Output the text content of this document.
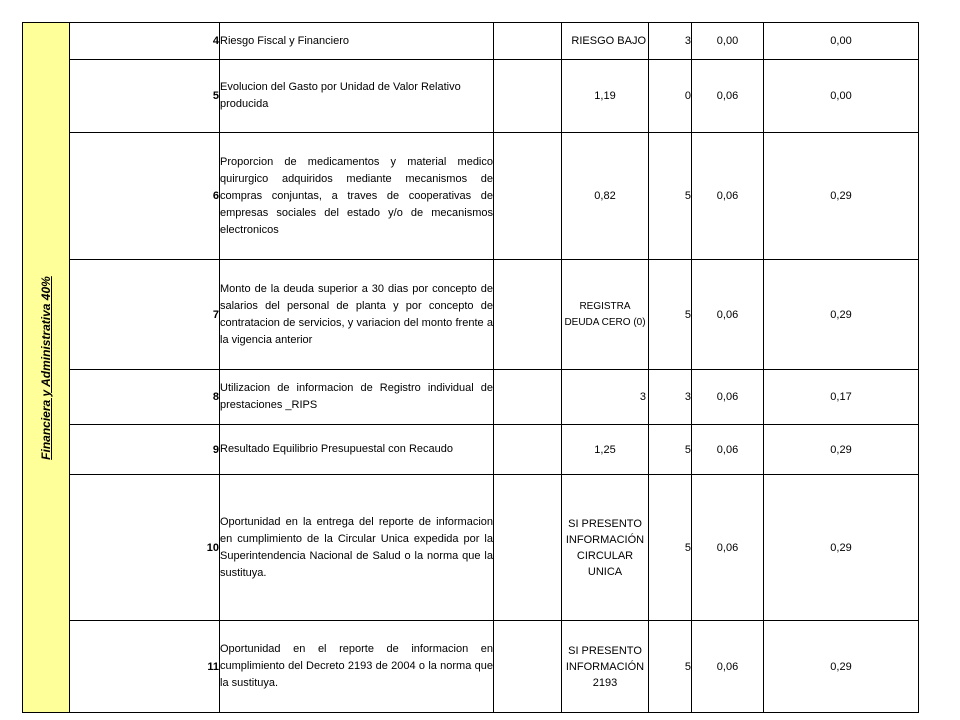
Financiera y Administrativa 40%	4	Riesgo Fiscal y Financiero		RIESGO BAJO	3	0,00	0,00
	5	Evolucion del Gasto por Unidad de Valor Relativo producida		1,19	0	0,06	0,00
	6	Proporcion de medicamentos y material medico quirurgico adquiridos mediante mecanismos de compras conjuntas, a traves de cooperativas de empresas sociales del estado y/o de mecanismos electronicos		0,82	5	0,06	0,29
	7	Monto de la deuda superior a 30 dias por concepto de salarios del personal de planta y por concepto de contratacion de servicios, y variacion del monto frente a la vigencia anterior		REGISTRA DEUDA CERO (0)	5	0,06	0,29
	8	Utilizacion de informacion de Registro individual de prestaciones _RIPS		3	3	0,06	0,17
	9	Resultado Equilibrio Presupuestal con Recaudo		1,25	5	0,06	0,29
	10	Oportunidad en la entrega del reporte de informacion en cumplimiento de la Circular Unica expedida por la Superintendencia Nacional de Salud o la norma que la sustituya.		SI PRESENTO INFORMACIÓN CIRCULAR UNICA	5	0,06	0,29
	11	Oportunidad en el reporte de informacion en cumplimiento del Decreto 2193 de 2004 o la norma que la sustituya.		SI PRESENTO INFORMACIÓN 2193	5	0,06	0,29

# # #

Exercise
Repeat the records above exactly, leaving out the pictures.

Reply to the task
Output the text content of this document.
Financiera y Administrativa 40%	4	Riesgo Fiscal y Financiero		RIESGO BAJO	3	0,00	0,00
	5	Evolucion del Gasto por Unidad de Valor Relativo producida		1,19	0	0,06	0,00
	6	Proporcion de medicamentos y material medico quirurgico adquiridos mediante mecanismos de compras conjuntas, a traves de cooperativas de empresas sociales del estado y/o de mecanismos electronicos		0,82	5	0,06	0,29
	7	Monto de la deuda superior a 30 dias por concepto de salarios del personal de planta y por concepto de contratacion de servicios, y variacion del monto frente a la vigencia anterior		REGISTRA DEUDA CERO (0)	5	0,06	0,29
	8	Utilizacion de informacion de Registro individual de prestaciones _RIPS		3	3	0,06	0,17
	9	Resultado Equilibrio Presupuestal con Recaudo		1,25	5	0,06	0,29
	10	Oportunidad en la entrega del reporte de informacion en cumplimiento de la Circular Unica expedida por la Superintendencia Nacional de Salud o la norma que la sustituya.		SI PRESENTO INFORMACIÓN CIRCULAR UNICA	5	0,06	0,29
	11	Oportunidad en el reporte de informacion en cumplimiento del Decreto 2193 de 2004 o la norma que la sustituya.		SI PRESENTO INFORMACIÓN 2193	5	0,06	0,29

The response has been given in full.